# Information shown
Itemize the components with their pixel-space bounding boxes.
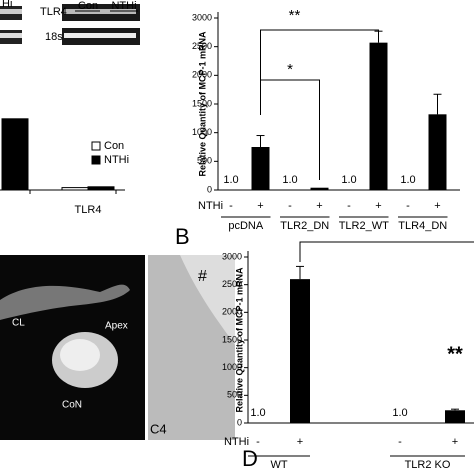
bar — [61, 187, 89, 191]
gel-label: Hi — [2, 0, 12, 10]
y-tick-label: 1000 — [192, 127, 212, 137]
condition-value: - — [256, 436, 260, 448]
bar — [290, 279, 310, 423]
gel-band — [0, 33, 22, 38]
gel-band — [64, 33, 136, 38]
significance: * — [287, 61, 293, 78]
y-tick-label: 500 — [197, 156, 212, 166]
y-axis-label: Relative Quantity of MCP-1 mRNA — [234, 267, 244, 413]
significance-bracket — [299, 241, 474, 262]
panel-label: D — [242, 446, 258, 471]
y-tick-label: 3000 — [192, 12, 212, 22]
value-label: 1.0 — [341, 174, 356, 186]
significance: ** — [289, 7, 301, 24]
photo-shape — [60, 339, 100, 371]
photo-label: CoN — [62, 400, 82, 411]
gel-label: NTHi — [111, 0, 136, 12]
y-tick-label: 0 — [207, 184, 212, 194]
bar — [1, 118, 29, 191]
group-label: TLR2_WT — [339, 220, 389, 232]
condition-value: + — [297, 436, 303, 448]
condition-value: - — [398, 436, 402, 448]
y-tick-label: 2500 — [222, 279, 242, 289]
photo-label: CL — [12, 318, 25, 329]
condition-value: + — [434, 200, 440, 212]
y-tick-label: 1500 — [222, 334, 242, 344]
condition-value: + — [375, 200, 381, 212]
photo-shape — [0, 284, 130, 320]
panel-label: B — [175, 224, 190, 249]
gel-label: 18s — [45, 31, 63, 43]
y-tick-label: 1000 — [222, 362, 242, 372]
y-tick-label: 0 — [237, 417, 242, 427]
legend-label: Con — [104, 140, 124, 152]
significance-bracket — [260, 79, 320, 180]
y-tick-label: 2500 — [192, 41, 212, 51]
condition-label: NTHi — [198, 200, 223, 212]
bar — [369, 42, 388, 190]
legend-label: NTHi — [104, 154, 129, 166]
value-label: 1.0 — [392, 407, 407, 419]
value-label: 1.0 — [282, 174, 297, 186]
condition-label: NTHi — [224, 436, 249, 448]
bar — [87, 186, 115, 191]
bar — [428, 114, 447, 190]
y-tick-label: 500 — [227, 390, 242, 400]
legend-swatch — [91, 155, 101, 165]
gel-band — [0, 9, 22, 14]
group-label: pcDNA — [228, 220, 264, 232]
group-label: WT — [270, 459, 287, 471]
y-tick-label: 2000 — [222, 307, 242, 317]
value-label: 1.0 — [250, 407, 265, 419]
photo-label: C4 — [150, 421, 167, 436]
significance: ** — [447, 343, 463, 365]
group-label: TLR2_DN — [280, 220, 329, 232]
condition-value: - — [347, 200, 351, 212]
y-tick-label: 3000 — [222, 251, 242, 261]
condition-value: + — [452, 436, 458, 448]
condition-value: - — [229, 200, 233, 212]
condition-value: + — [316, 200, 322, 212]
significance-bracket — [260, 29, 379, 115]
bar — [251, 147, 270, 190]
gel-label: Con — [78, 0, 98, 12]
condition-value: + — [257, 200, 263, 212]
group-label: TLR2 KO — [405, 459, 451, 471]
photo-label: Apex — [105, 321, 128, 332]
photo-label: # — [198, 268, 207, 285]
value-label: 1.0 — [400, 174, 415, 186]
gel-label: TLR4 — [40, 6, 67, 18]
condition-value: - — [288, 200, 292, 212]
x-tick-label: TLR4 — [75, 204, 102, 216]
y-tick-label: 2000 — [192, 70, 212, 80]
value-label: 1.0 — [223, 174, 238, 186]
photo-shape — [180, 255, 235, 345]
legend-swatch — [91, 141, 101, 151]
condition-value: - — [406, 200, 410, 212]
group-label: TLR4_DN — [398, 220, 447, 232]
bar — [310, 187, 329, 190]
bar — [445, 410, 465, 423]
y-tick-label: 1500 — [192, 98, 212, 108]
y-axis-label: Relative Quantity of MCP-1 mRNA — [197, 31, 207, 177]
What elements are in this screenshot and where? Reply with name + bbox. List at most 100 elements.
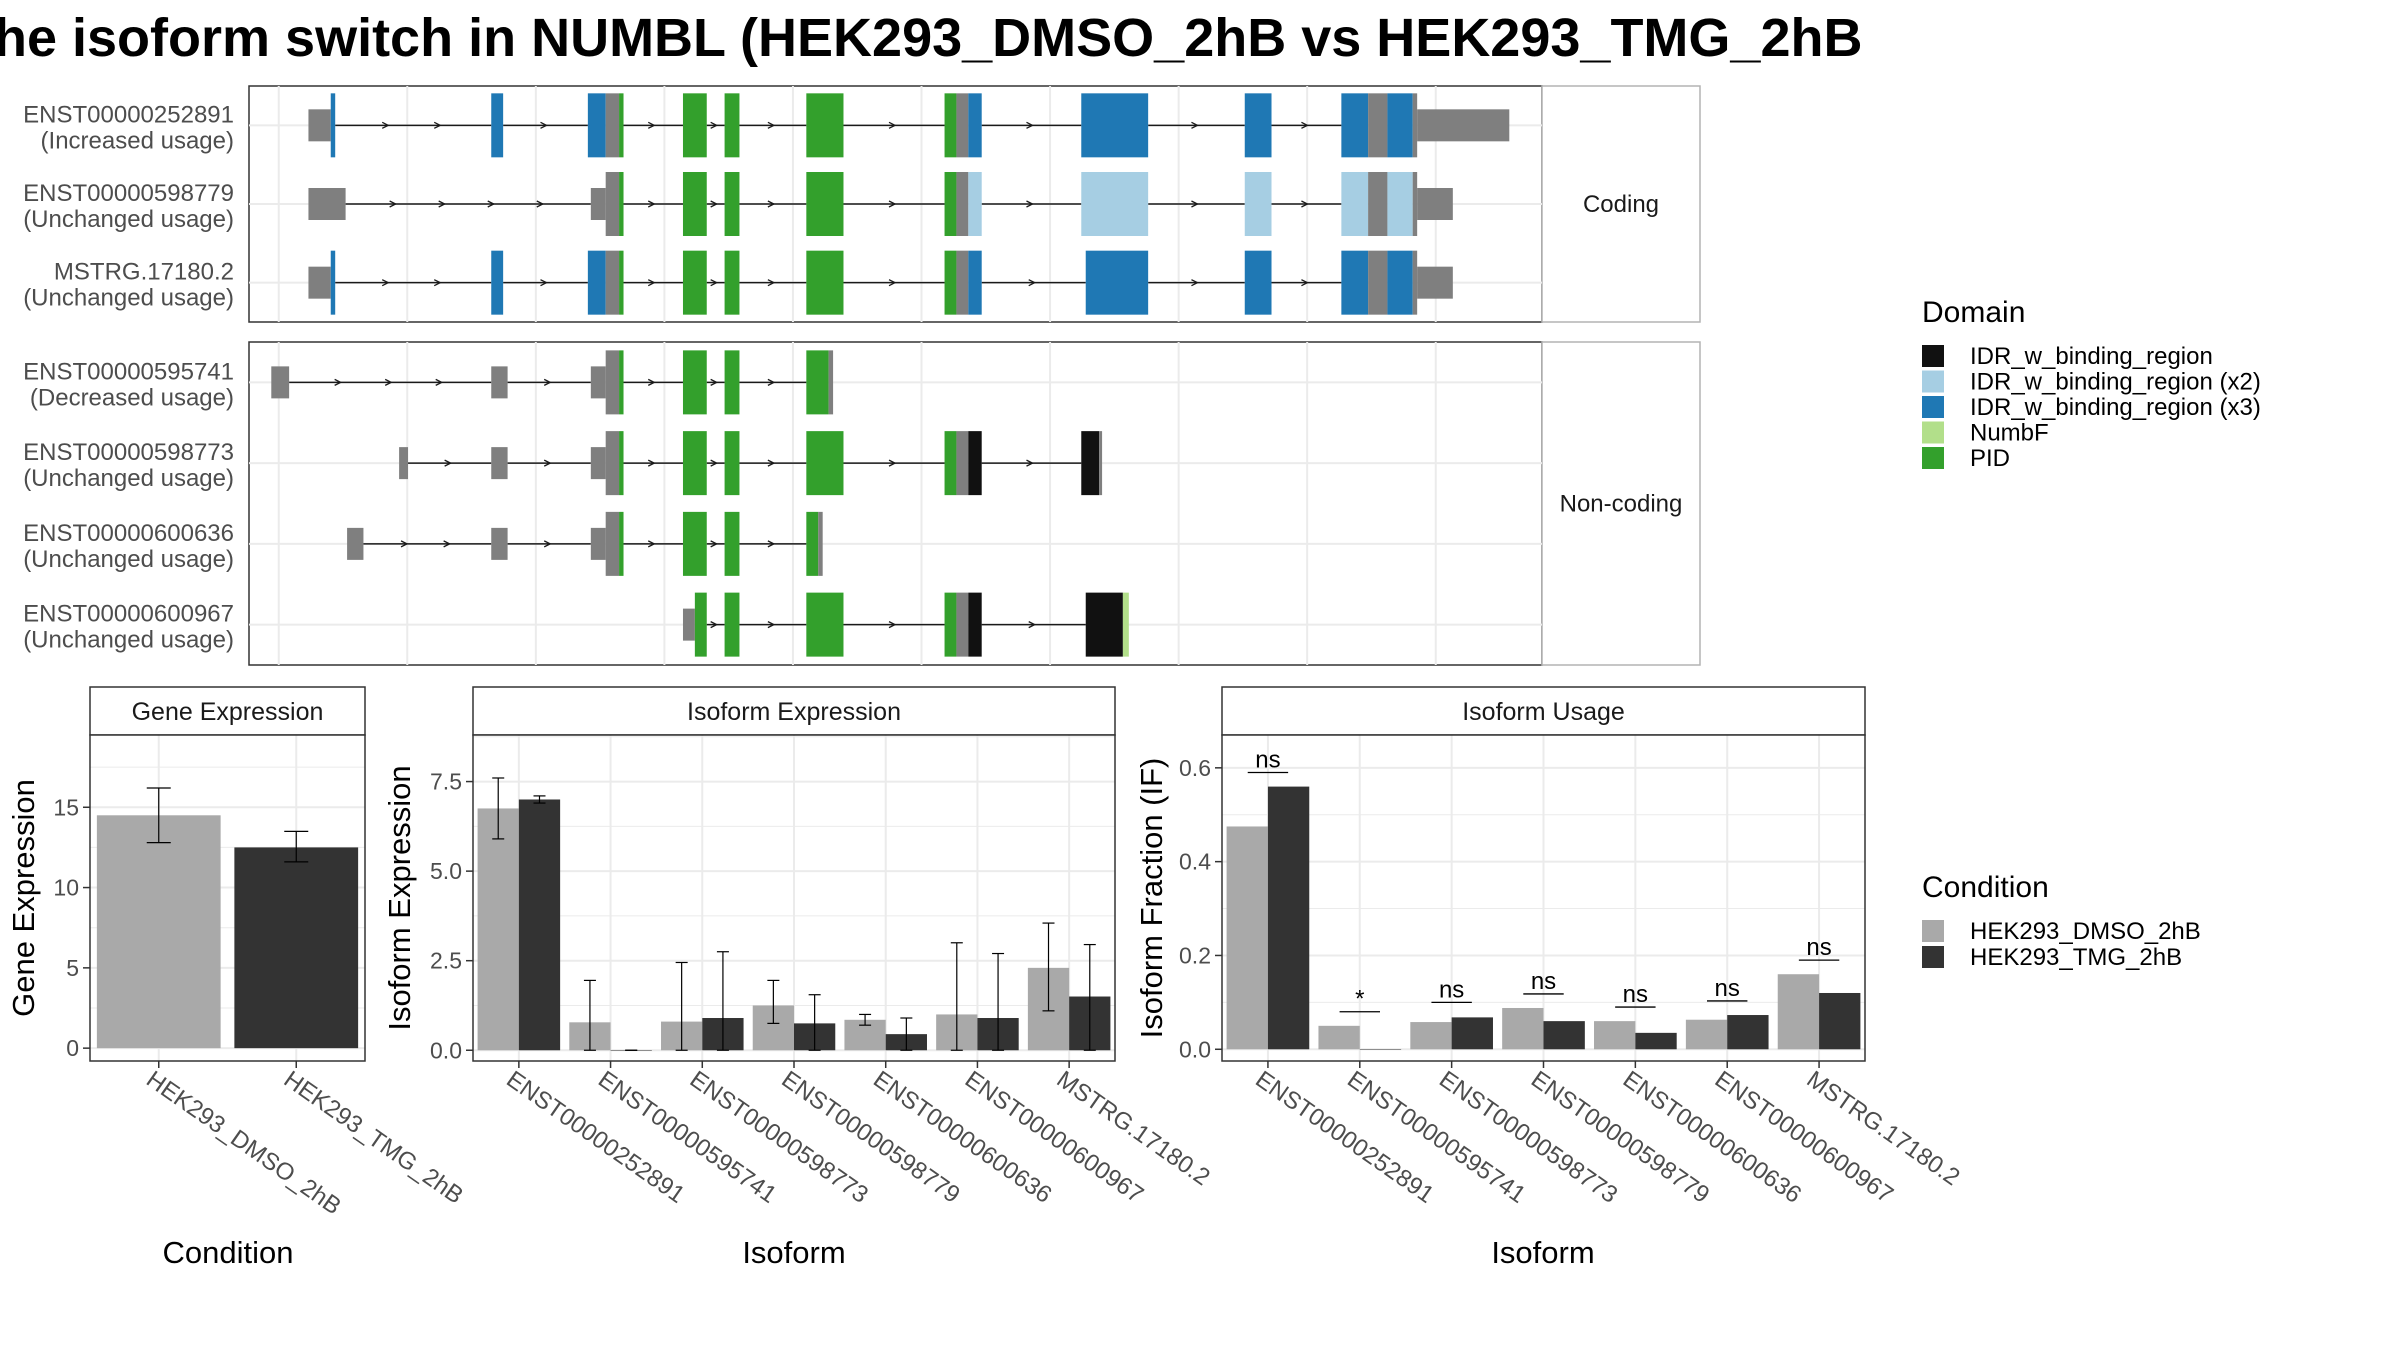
exon — [1412, 93, 1418, 158]
intron-arrow — [710, 621, 719, 629]
exon — [347, 527, 364, 560]
exon — [1085, 592, 1123, 657]
exon — [724, 350, 740, 415]
exon — [1368, 172, 1388, 236]
y-tick-label: 0.0 — [1179, 1036, 1211, 1062]
intron-arrow — [647, 200, 656, 208]
exon — [806, 172, 844, 236]
isoform-row: ENST00000252891(Increased usage) — [23, 93, 1542, 158]
exon — [682, 350, 707, 415]
exon — [330, 250, 336, 315]
exon — [605, 93, 620, 158]
exon — [956, 592, 969, 657]
exon — [1122, 592, 1129, 657]
y-axis-title: Isoform Expression — [382, 765, 417, 1030]
legends: DomainIDR_w_binding_regionIDR_w_binding_… — [1922, 296, 2261, 971]
exon — [1417, 266, 1453, 299]
intron-arrow — [381, 121, 390, 129]
intron-arrow — [767, 200, 776, 208]
bar — [1502, 1007, 1544, 1050]
isoform-name: ENST00000252891 — [23, 101, 234, 128]
strip-frame — [472, 686, 1116, 736]
intron-arrow — [767, 378, 776, 386]
condition-legend-key — [1922, 946, 1944, 968]
bar — [1359, 1049, 1402, 1050]
exon — [682, 93, 707, 158]
exon — [1417, 109, 1510, 142]
intron-arrow — [1028, 279, 1037, 287]
intron-arrow — [1026, 121, 1034, 129]
intron-arrow — [384, 378, 393, 386]
domain-legend-label: IDR_w_binding_region (x2) — [1970, 369, 2261, 396]
exon — [1412, 172, 1418, 236]
exon — [682, 511, 707, 576]
intron-arrow — [767, 621, 776, 629]
isoform-name: ENST00000598779 — [23, 180, 234, 207]
bar — [96, 815, 221, 1049]
intron-arrow — [536, 200, 545, 208]
exon — [1341, 93, 1369, 158]
bar — [1635, 1032, 1677, 1050]
exon — [491, 250, 504, 315]
y-tick-label: 0 — [66, 1035, 79, 1061]
intron-arrow — [888, 621, 897, 629]
exon — [1368, 93, 1388, 158]
exon — [605, 172, 620, 236]
exon — [1417, 188, 1453, 220]
exon — [1244, 172, 1272, 236]
intron-arrow — [1191, 200, 1199, 208]
isoform-status: (Unchanged usage) — [23, 465, 234, 492]
intron-arrow — [1191, 121, 1199, 129]
bar — [1685, 1019, 1728, 1050]
strip-label: Non-coding — [1560, 491, 1683, 518]
exon — [1387, 250, 1413, 315]
isoform-status: (Unchanged usage) — [23, 627, 234, 654]
intron-arrow — [543, 540, 552, 548]
intron-arrow — [381, 279, 390, 287]
intron-arrow — [543, 459, 552, 467]
exon — [682, 431, 707, 496]
bar — [1594, 1021, 1636, 1050]
expression-bar-charts: Gene Expression051015HEK293_DMSO_2hBHEK2… — [6, 686, 1965, 1270]
exon — [806, 511, 819, 576]
exon — [1341, 172, 1369, 236]
exon — [587, 93, 606, 158]
exon — [1081, 431, 1100, 496]
isoform-row: ENST00000600967(Unchanged usage) — [23, 592, 1542, 657]
exon — [724, 431, 740, 496]
strip-label: Coding — [1583, 191, 1659, 218]
isoform-name: MSTRG.17180.2 — [54, 259, 234, 286]
exon — [968, 172, 982, 236]
y-tick-label: 5.0 — [430, 858, 462, 884]
domain-legend-title: Domain — [1922, 296, 2025, 329]
y-tick-label: 7.5 — [430, 769, 462, 795]
domain-legend-label: IDR_w_binding_region (x3) — [1970, 394, 2261, 421]
exon — [308, 188, 346, 220]
intron-arrow — [435, 378, 444, 386]
intron-arrow — [710, 378, 719, 386]
isoform-status: (Increased usage) — [41, 127, 234, 154]
intron-arrow — [438, 200, 447, 208]
bar — [1451, 1017, 1493, 1050]
significance-label: ns — [1623, 981, 1648, 1008]
intron-arrow — [710, 540, 719, 548]
exon — [590, 527, 606, 560]
intron-arrow — [710, 121, 719, 129]
exon — [1387, 172, 1413, 236]
intron-arrow — [540, 121, 548, 129]
exon — [271, 366, 290, 399]
intron-arrow — [647, 378, 656, 386]
intron-arrow — [1191, 279, 1199, 287]
exon — [724, 172, 740, 236]
intron-arrow — [647, 540, 656, 548]
isoform-row: ENST00000595741(Decreased usage) — [23, 350, 1542, 415]
condition-legend-label: HEK293_TMG_2hB — [1970, 944, 2182, 971]
exon — [956, 431, 969, 496]
bar — [1318, 1025, 1360, 1050]
exon — [806, 250, 844, 315]
exon — [1081, 93, 1149, 158]
y-tick-label: 0.6 — [1179, 755, 1211, 781]
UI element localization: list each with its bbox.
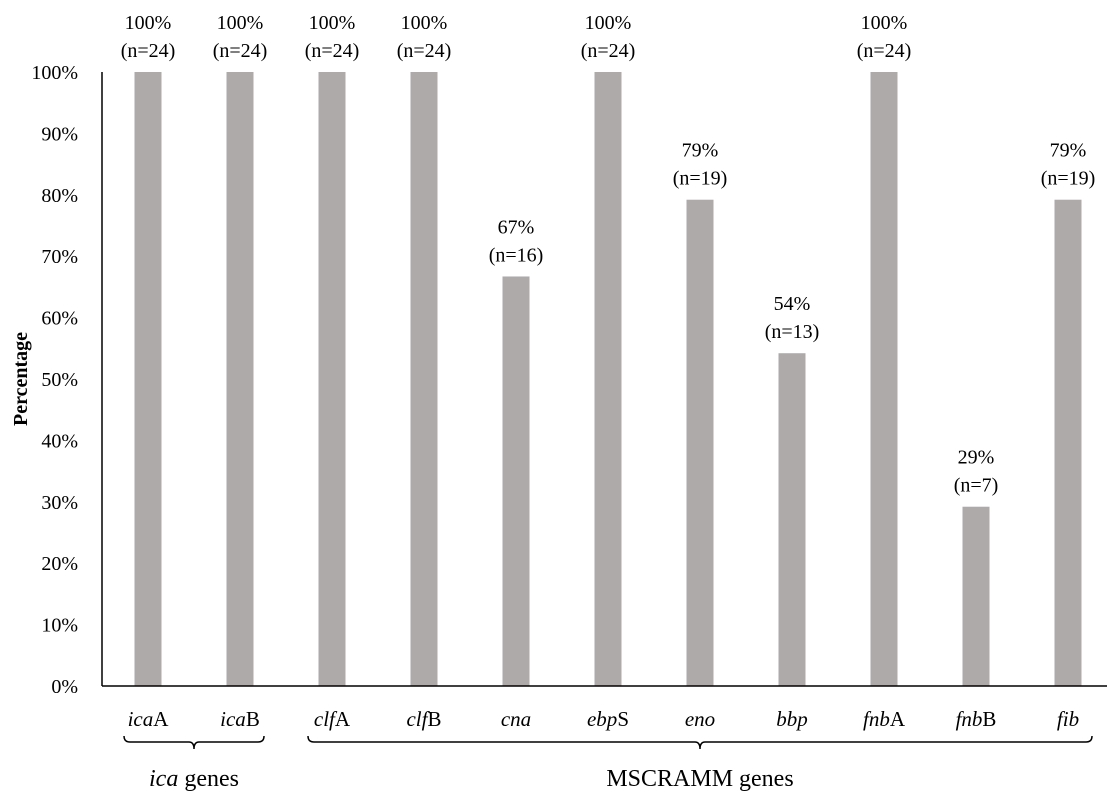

# Work instruction
Only lines containing the word "significance" should be copied from the material above.

# Answer section
significance: * — [287, 61, 293, 78]
significance-bracket — [299, 241, 474, 262]
significance: ** — [289, 7, 301, 24]
significance-bracket — [260, 79, 320, 180]
significance: ** — [447, 343, 463, 365]
significance-bracket — [260, 29, 379, 115]
significance-label: ns — [1623, 981, 1648, 1008]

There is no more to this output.